>>>>>

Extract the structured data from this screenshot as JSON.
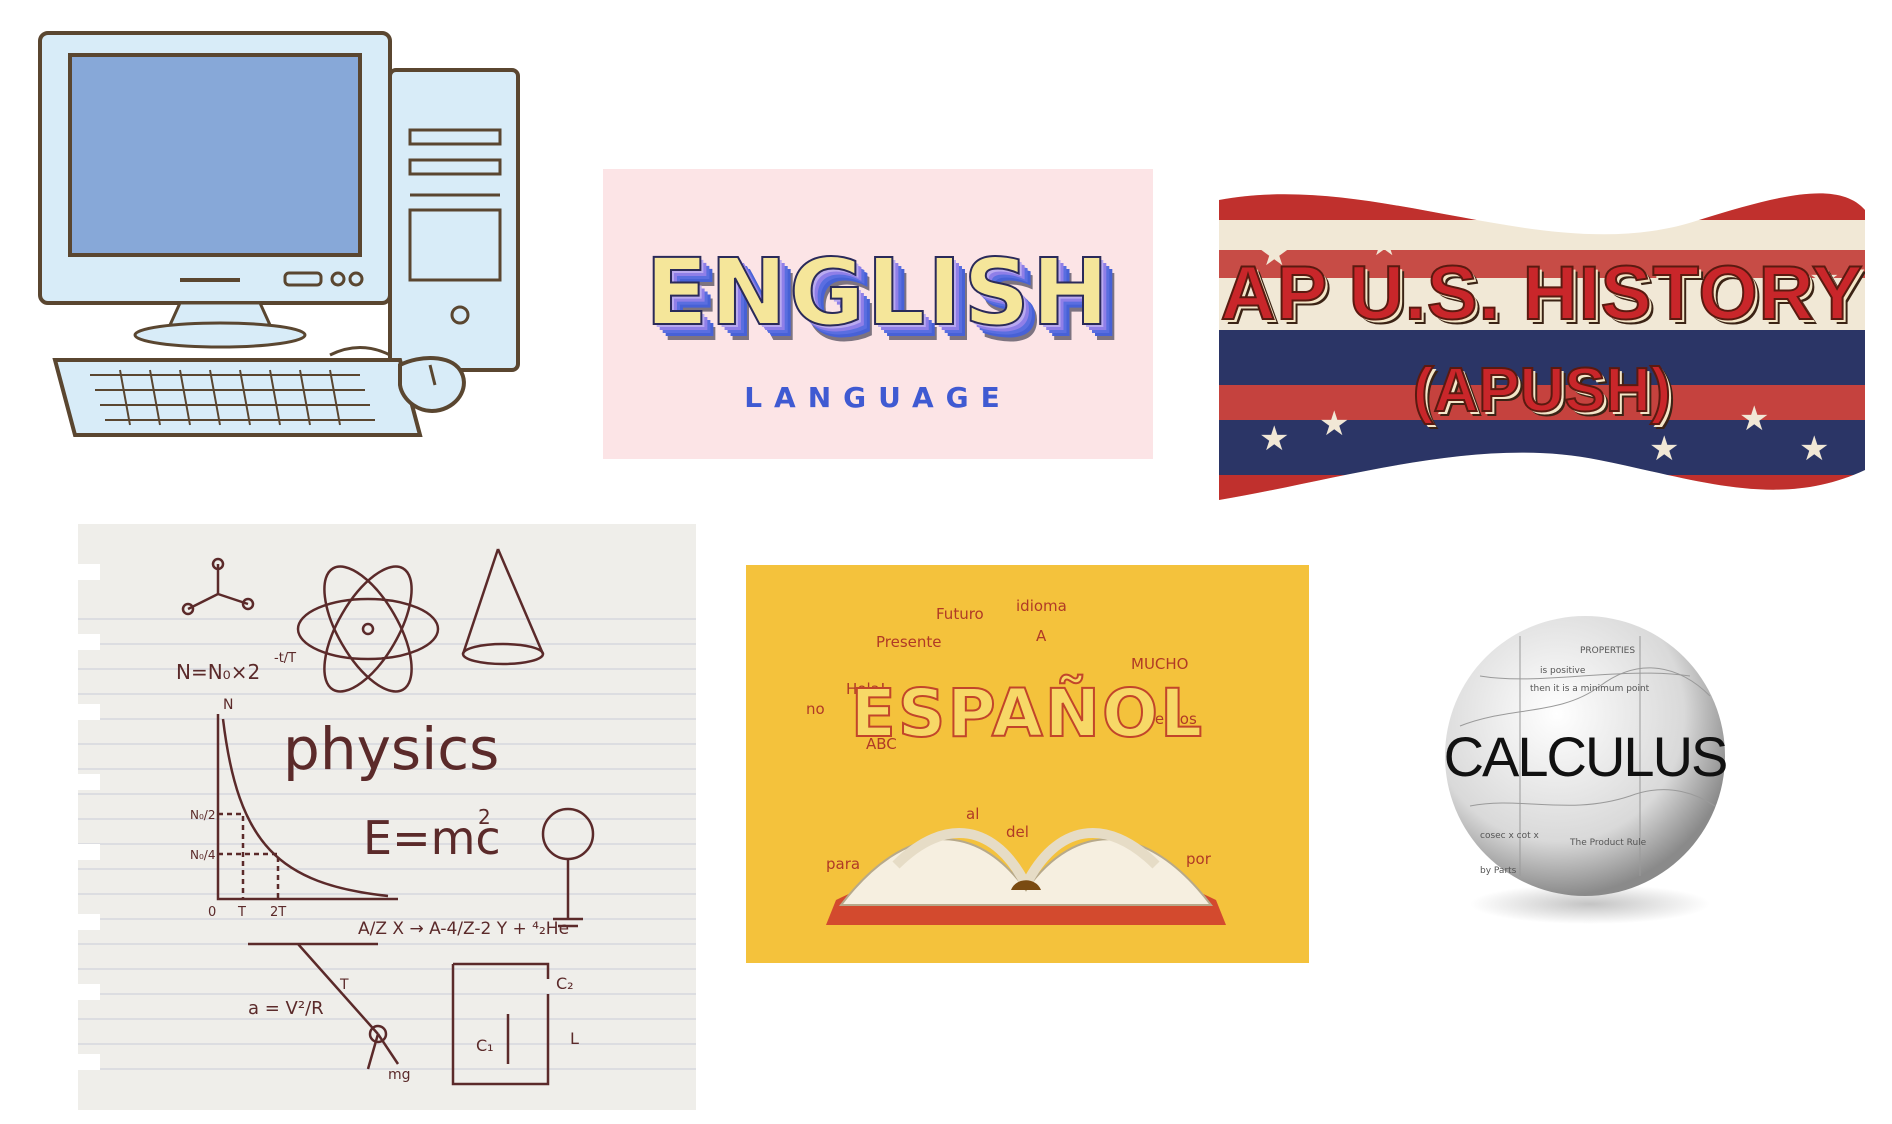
{
  "english": {
    "title": "ENGLISH",
    "subtitle": "LANGUAGE"
  },
  "apush": {
    "line1": "AP U.S. HISTORY",
    "line2": "(APUSH)"
  },
  "physics": {
    "title": "physics",
    "formula_energy": "E=mc",
    "formula_energy_exp": "2",
    "formula_decay": "N=N₀×2",
    "formula_decay_exp": "-t/T",
    "formula_nuclear": "A/Z X → A-4/Z-2 Y + ⁴₂He",
    "formula_accel": "a = V²/R",
    "label_n": "N",
    "label_n2": "N₀/2",
    "label_n4": "N₀/4",
    "label_t": "T",
    "label_2t": "2T",
    "label_zero": "0",
    "label_c1": "C₁",
    "label_c2": "C₂",
    "label_l": "L",
    "label_mg": "mg",
    "label_tv": "T"
  },
  "espanol": {
    "title": "ESPAÑOL",
    "doodles": [
      "Futuro",
      "idioma",
      "Presente",
      "MUCHO",
      "Hola!",
      "ABC",
      "verbos",
      "no",
      "al",
      "del",
      "para",
      "A",
      "por"
    ]
  },
  "calculus": {
    "title": "CALCULUS",
    "notes": [
      "is positive",
      "then it is a minimum point",
      "The Product Rule",
      "cosec x cot x",
      "PROPERTIES",
      "by Parts"
    ]
  },
  "colors": {
    "computer_screen": "#87a8d8",
    "computer_body": "#d8ecf8",
    "english_bg": "#fce4e6",
    "english_accent": "#3f5ad2",
    "apush_red": "#c9262a",
    "apush_navy": "#2b3566",
    "espanol_bg": "#f4c23c",
    "physics_ink": "#5b2a2a"
  },
  "icons": [
    "computer-icon",
    "keyboard-icon",
    "mouse-icon",
    "atom-icon",
    "cone-icon",
    "book-icon",
    "sphere-icon",
    "flag-banner"
  ]
}
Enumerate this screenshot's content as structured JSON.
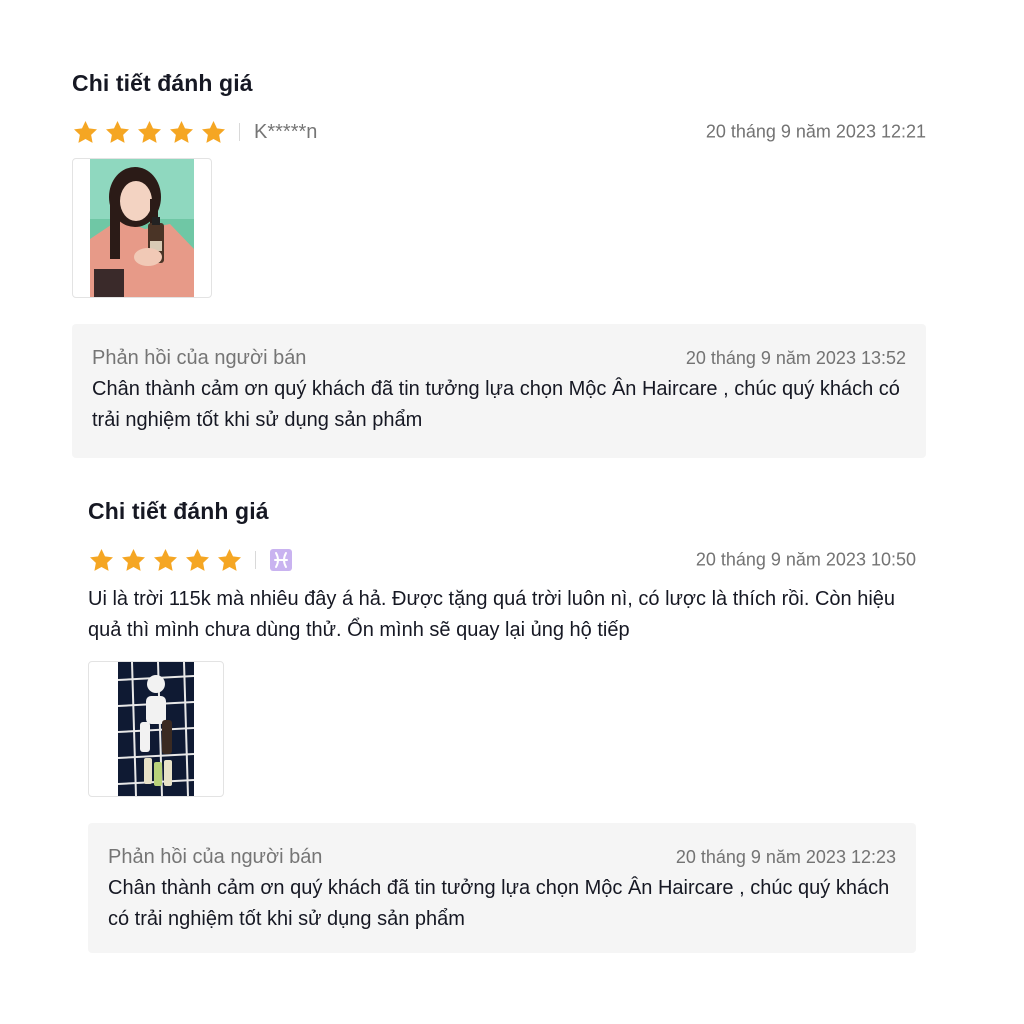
{
  "reviews": [
    {
      "section_title": "Chi tiết đánh giá",
      "rating": 5,
      "username": "K*****n",
      "timestamp": "20 tháng 9 năm 2023 12:21",
      "text": "",
      "image_icon": "photo-woman-holding-bottle",
      "reply": {
        "label": "Phản hồi của người bán",
        "timestamp": "20 tháng 9 năm 2023 13:52",
        "text": "Chân thành cảm ơn quý khách đã tin tưởng lựa chọn Mộc Ân Haircare , chúc quý khách có trải nghiệm tốt khi sử dụng sản phẩm"
      }
    },
    {
      "section_title": "Chi tiết đánh giá",
      "rating": 5,
      "username_icon": "pisces-zodiac-icon",
      "timestamp": "20 tháng 9 năm 2023 10:50",
      "text": "Ui là trời 115k mà nhiêu đây á hả. Được tặng quá trời luôn nì, có lược là thích rồi. Còn hiệu quả thì mình chưa dùng thử. Ổn mình sẽ quay lại ủng hộ tiếp",
      "image_icon": "photo-products-on-grid",
      "reply": {
        "label": "Phản hồi của người bán",
        "timestamp": "20 tháng 9 năm 2023 12:23",
        "text": "Chân thành cảm ơn quý khách đã tin tưởng lựa chọn Mộc Ân Haircare , chúc quý khách có trải nghiệm tốt khi sử dụng sản phẩm"
      }
    }
  ],
  "colors": {
    "star": "#F5A623",
    "reply_bg": "#F5F5F5",
    "muted_text": "#757575",
    "pisces_badge": "#C9B3F0"
  }
}
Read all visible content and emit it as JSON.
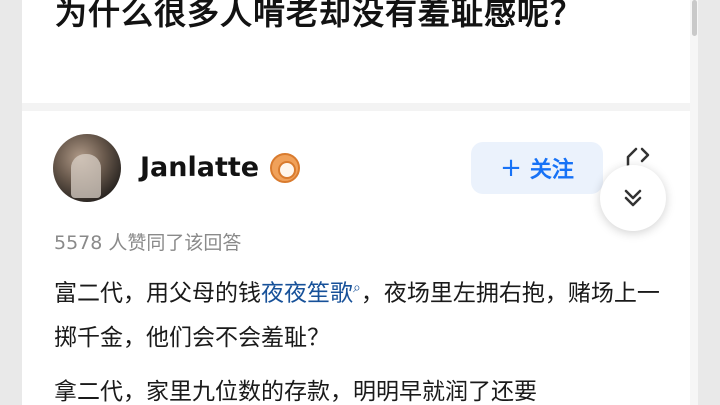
{
  "question": {
    "title": "为什么很多人啃老却没有羞耻感呢？"
  },
  "answer": {
    "author": {
      "name": "Janlatte",
      "avatar": "avatar",
      "badge_icon": "creator-badge-icon"
    },
    "follow_label": "关注",
    "follow_icon": "+",
    "votes_text": "5578 人赞同了该回答",
    "paragraph1": {
      "before": "富二代，用父母的钱",
      "link": "夜夜笙歌",
      "link_icon": "search-icon",
      "after": "，夜场里左拥右抱，赌场上一掷千金，他们会不会羞耻？"
    },
    "paragraph2": {
      "text": "拿二代，家里九位数的存款，明明早就润了还要"
    }
  },
  "colors": {
    "accent": "#1772f6",
    "link": "#175199",
    "follow_bg": "#ebf2fc"
  }
}
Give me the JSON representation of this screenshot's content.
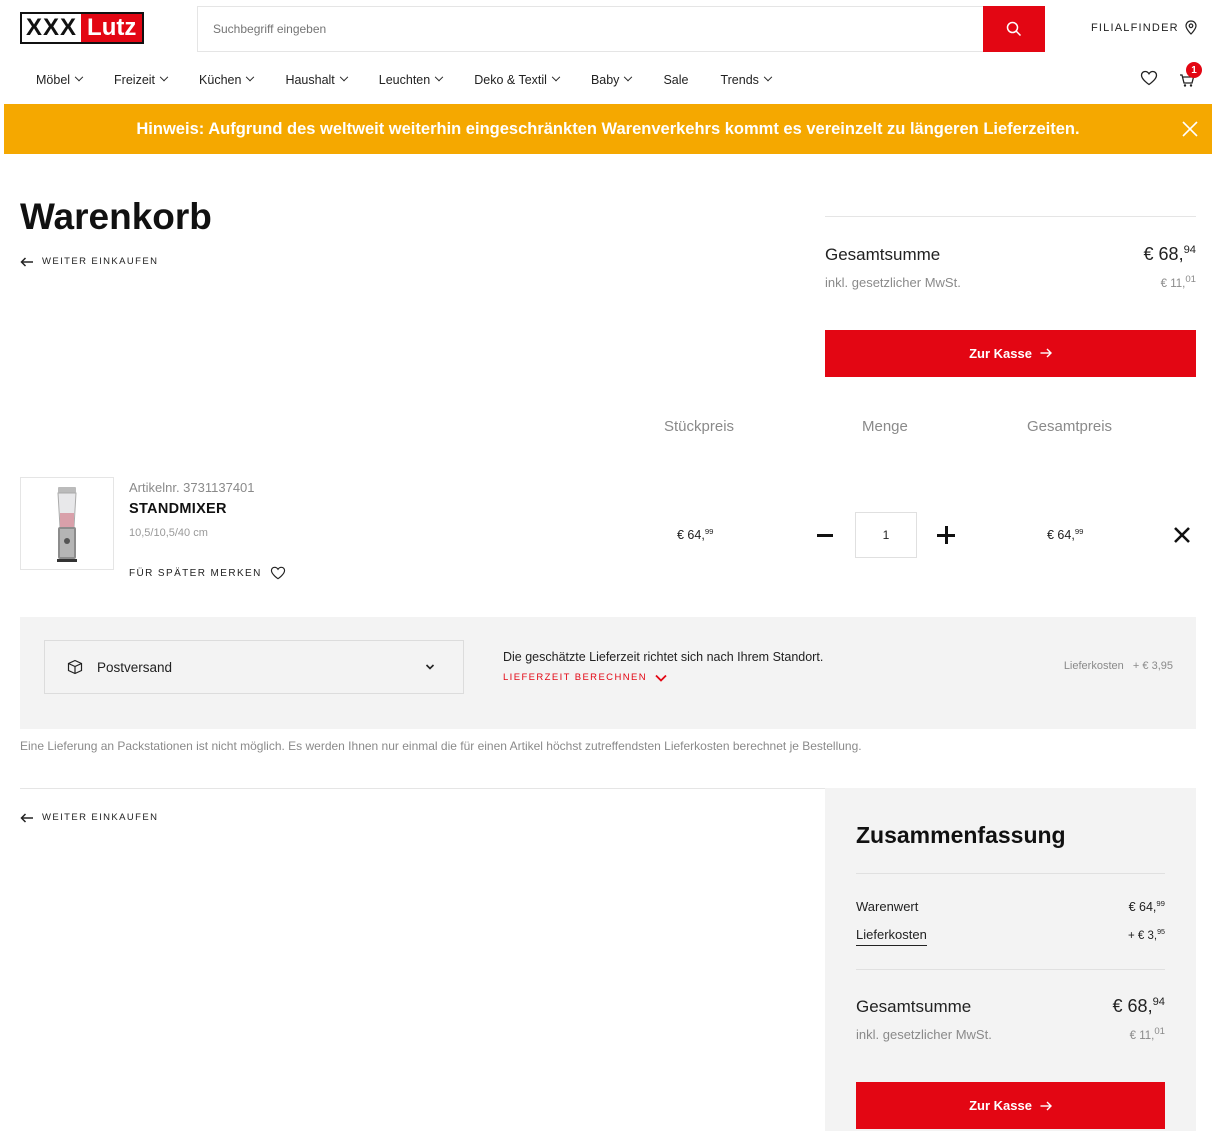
{
  "header": {
    "logo_xxx": "XXX",
    "logo_lutz": "Lutz",
    "search_placeholder": "Suchbegriff eingeben",
    "filialfinder": "FILIALFINDER",
    "cart_count": "1"
  },
  "nav": {
    "items": [
      "Möbel",
      "Freizeit",
      "Küchen",
      "Haushalt",
      "Leuchten",
      "Deko & Textil",
      "Baby",
      "Sale",
      "Trends"
    ]
  },
  "notice": {
    "text": "Hinweis: Aufgrund des weltweit weiterhin eingeschränkten Warenverkehrs kommt es vereinzelt zu längeren Lieferzeiten."
  },
  "page": {
    "title": "Warenkorb",
    "back_link": "WEITER EINKAUFEN"
  },
  "summary_top": {
    "total_label": "Gesamtsumme",
    "total_main": "€ 68,",
    "total_cents": "94",
    "vat_label": "inkl. gesetzlicher MwSt.",
    "vat_main": "€ 11,",
    "vat_cents": "01",
    "checkout_label": "Zur Kasse"
  },
  "table": {
    "col_unit_price": "Stückpreis",
    "col_quantity": "Menge",
    "col_total": "Gesamtpreis"
  },
  "item": {
    "article_no": "Artikelnr. 3731137401",
    "name": "STANDMIXER",
    "dimensions": "10,5/10,5/40 cm",
    "save_later": "FÜR SPÄTER MERKEN",
    "unit_price_main": "€ 64,",
    "unit_price_cents": "99",
    "quantity": "1",
    "total_main": "€ 64,",
    "total_cents": "99"
  },
  "shipping": {
    "method": "Postversand",
    "info": "Die geschätzte Lieferzeit richtet sich nach Ihrem Standort.",
    "calc_link": "LIEFERZEIT BERECHNEN",
    "cost_label": "Lieferkosten",
    "cost_value": "+ € 3,95",
    "note": "Eine Lieferung an Packstationen ist nicht möglich. Es werden Ihnen nur einmal die für einen Artikel höchst zutreffendsten Lieferkosten berechnet je Bestellung."
  },
  "summary": {
    "title": "Zusammenfassung",
    "goods_label": "Warenwert",
    "goods_main": "€ 64,",
    "goods_cents": "99",
    "delivery_label": "Lieferkosten",
    "delivery_main": "+ € 3,",
    "delivery_cents": "95",
    "total_label": "Gesamtsumme",
    "total_main": "€ 68,",
    "total_cents": "94",
    "vat_label": "inkl. gesetzlicher MwSt.",
    "vat_main": "€ 11,",
    "vat_cents": "01",
    "checkout_label": "Zur Kasse"
  },
  "icons": {
    "search": "search-icon",
    "location": "location-pin-icon",
    "wishlist": "heart-icon",
    "cart": "cart-icon",
    "close": "close-icon",
    "back": "arrow-left-icon",
    "forward": "arrow-right-icon",
    "package": "package-icon",
    "remove": "close-icon",
    "dropdown": "chevron-down-icon"
  },
  "colors": {
    "brand_red": "#e30613",
    "notice_orange": "#f5a800"
  }
}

<<<<<

**EXERCISE OBJECTIVE**
Any pictures should be dropped; transcribe the rest of the records above exactly.

**REPLY**
Extract the structured data from this screenshot as JSON.
{
  "english": {
    "title": "ENGLISH",
    "subtitle": "LANGUAGE"
  },
  "apush": {
    "line1": "AP U.S. HISTORY",
    "line2": "(APUSH)"
  },
  "physics": {
    "title": "physics",
    "formula_energy": "E=mc",
    "formula_energy_exp": "2",
    "formula_decay": "N=N₀×2",
    "formula_decay_exp": "-t/T",
    "formula_nuclear": "A/Z X → A-4/Z-2 Y + ⁴₂He",
    "formula_accel": "a = V²/R",
    "label_n": "N",
    "label_n2": "N₀/2",
    "label_n4": "N₀/4",
    "label_t": "T",
    "label_2t": "2T",
    "label_zero": "0",
    "label_c1": "C₁",
    "label_c2": "C₂",
    "label_l": "L",
    "label_mg": "mg",
    "label_tv": "T"
  },
  "espanol": {
    "title": "ESPAÑOL",
    "doodles": [
      "Futuro",
      "idioma",
      "Presente",
      "MUCHO",
      "Hola!",
      "ABC",
      "verbos",
      "no",
      "al",
      "del",
      "para",
      "A",
      "por"
    ]
  },
  "calculus": {
    "title": "CALCULUS",
    "notes": [
      "is positive",
      "then it is a minimum point",
      "The Product Rule",
      "cosec x cot x",
      "PROPERTIES",
      "by Parts"
    ]
  },
  "colors": {
    "computer_screen": "#87a8d8",
    "computer_body": "#d8ecf8",
    "english_bg": "#fce4e6",
    "english_accent": "#3f5ad2",
    "apush_red": "#c9262a",
    "apush_navy": "#2b3566",
    "espanol_bg": "#f4c23c",
    "physics_ink": "#5b2a2a"
  },
  "icons": [
    "computer-icon",
    "keyboard-icon",
    "mouse-icon",
    "atom-icon",
    "cone-icon",
    "book-icon",
    "sphere-icon",
    "flag-banner"
  ]
}
Enumerate this screenshot's content as structured JSON.
{
  "reviews": [
    {
      "section_title": "Chi tiết đánh giá",
      "rating": 5,
      "username": "K*****n",
      "timestamp": "20 tháng 9 năm 2023 12:21",
      "text": "",
      "image_icon": "photo-woman-holding-bottle",
      "reply": {
        "label": "Phản hồi của người bán",
        "timestamp": "20 tháng 9 năm 2023 13:52",
        "text": "Chân thành cảm ơn quý khách đã tin tưởng lựa chọn Mộc Ân Haircare , chúc quý khách có trải nghiệm tốt khi sử dụng sản phẩm"
      }
    },
    {
      "section_title": "Chi tiết đánh giá",
      "rating": 5,
      "username_icon": "pisces-zodiac-icon",
      "timestamp": "20 tháng 9 năm 2023 10:50",
      "text": "Ui là trời 115k mà nhiêu đây á hả. Được tặng quá trời luôn nì, có lược là thích rồi. Còn hiệu quả thì mình chưa dùng thử. Ổn mình sẽ quay lại ủng hộ tiếp",
      "image_icon": "photo-products-on-grid",
      "reply": {
        "label": "Phản hồi của người bán",
        "timestamp": "20 tháng 9 năm 2023 12:23",
        "text": "Chân thành cảm ơn quý khách đã tin tưởng lựa chọn Mộc Ân Haircare , chúc quý khách có trải nghiệm tốt khi sử dụng sản phẩm"
      }
    }
  ],
  "colors": {
    "star": "#F5A623",
    "reply_bg": "#F5F5F5",
    "muted_text": "#757575",
    "pisces_badge": "#C9B3F0"
  }
}
Read all visible content and emit it as JSON.
{
  "question": {
    "title": "为什么很多人啃老却没有羞耻感呢？"
  },
  "answer": {
    "author": {
      "name": "Janlatte",
      "avatar": "avatar",
      "badge_icon": "creator-badge-icon"
    },
    "follow_label": "关注",
    "follow_icon": "+",
    "votes_text": "5578 人赞同了该回答",
    "paragraph1": {
      "before": "富二代，用父母的钱",
      "link": "夜夜笙歌",
      "link_icon": "search-icon",
      "after": "，夜场里左拥右抱，赌场上一掷千金，他们会不会羞耻？"
    },
    "paragraph2": {
      "text": "拿二代，家里九位数的存款，明明早就润了还要"
    }
  },
  "colors": {
    "accent": "#1772f6",
    "link": "#175199",
    "follow_bg": "#ebf2fc"
  }
}
Give me the JSON representation of this screenshot's content.
{
  "header": {
    "logo_xxx": "XXX",
    "logo_lutz": "Lutz",
    "search_placeholder": "Suchbegriff eingeben",
    "filialfinder": "FILIALFINDER",
    "cart_count": "1"
  },
  "nav": {
    "items": [
      "Möbel",
      "Freizeit",
      "Küchen",
      "Haushalt",
      "Leuchten",
      "Deko & Textil",
      "Baby",
      "Sale",
      "Trends"
    ]
  },
  "notice": {
    "text": "Hinweis: Aufgrund des weltweit weiterhin eingeschränkten Warenverkehrs kommt es vereinzelt zu längeren Lieferzeiten."
  },
  "page": {
    "title": "Warenkorb",
    "back_link": "WEITER EINKAUFEN"
  },
  "summary_top": {
    "total_label": "Gesamtsumme",
    "total_main": "€ 68,",
    "total_cents": "94",
    "vat_label": "inkl. gesetzlicher MwSt.",
    "vat_main": "€ 11,",
    "vat_cents": "01",
    "checkout_label": "Zur Kasse"
  },
  "table": {
    "col_unit_price": "Stückpreis",
    "col_quantity": "Menge",
    "col_total": "Gesamtpreis"
  },
  "item": {
    "article_no": "Artikelnr. 3731137401",
    "name": "STANDMIXER",
    "dimensions": "10,5/10,5/40 cm",
    "save_later": "FÜR SPÄTER MERKEN",
    "unit_price_main": "€ 64,",
    "unit_price_cents": "99",
    "quantity": "1",
    "total_main": "€ 64,",
    "total_cents": "99"
  },
  "shipping": {
    "method": "Postversand",
    "info": "Die geschätzte Lieferzeit richtet sich nach Ihrem Standort.",
    "calc_link": "LIEFERZEIT BERECHNEN",
    "cost_label": "Lieferkosten",
    "cost_value": "+ € 3,95",
    "note": "Eine Lieferung an Packstationen ist nicht möglich. Es werden Ihnen nur einmal die für einen Artikel höchst zutreffendsten Lieferkosten berechnet je Bestellung."
  },
  "summary": {
    "title": "Zusammenfassung",
    "goods_label": "Warenwert",
    "goods_main": "€ 64,",
    "goods_cents": "99",
    "delivery_label": "Lieferkosten",
    "delivery_main": "+ € 3,",
    "delivery_cents": "95",
    "total_label": "Gesamtsumme",
    "total_main": "€ 68,",
    "total_cents": "94",
    "vat_label": "inkl. gesetzlicher MwSt.",
    "vat_main": "€ 11,",
    "vat_cents": "01",
    "checkout_label": "Zur Kasse"
  },
  "icons": {
    "search": "search-icon",
    "location": "location-pin-icon",
    "wishlist": "heart-icon",
    "cart": "cart-icon",
    "close": "close-icon",
    "back": "arrow-left-icon",
    "forward": "arrow-right-icon",
    "package": "package-icon",
    "remove": "close-icon",
    "dropdown": "chevron-down-icon"
  },
  "colors": {
    "brand_red": "#e30613",
    "notice_orange": "#f5a800"
  }
}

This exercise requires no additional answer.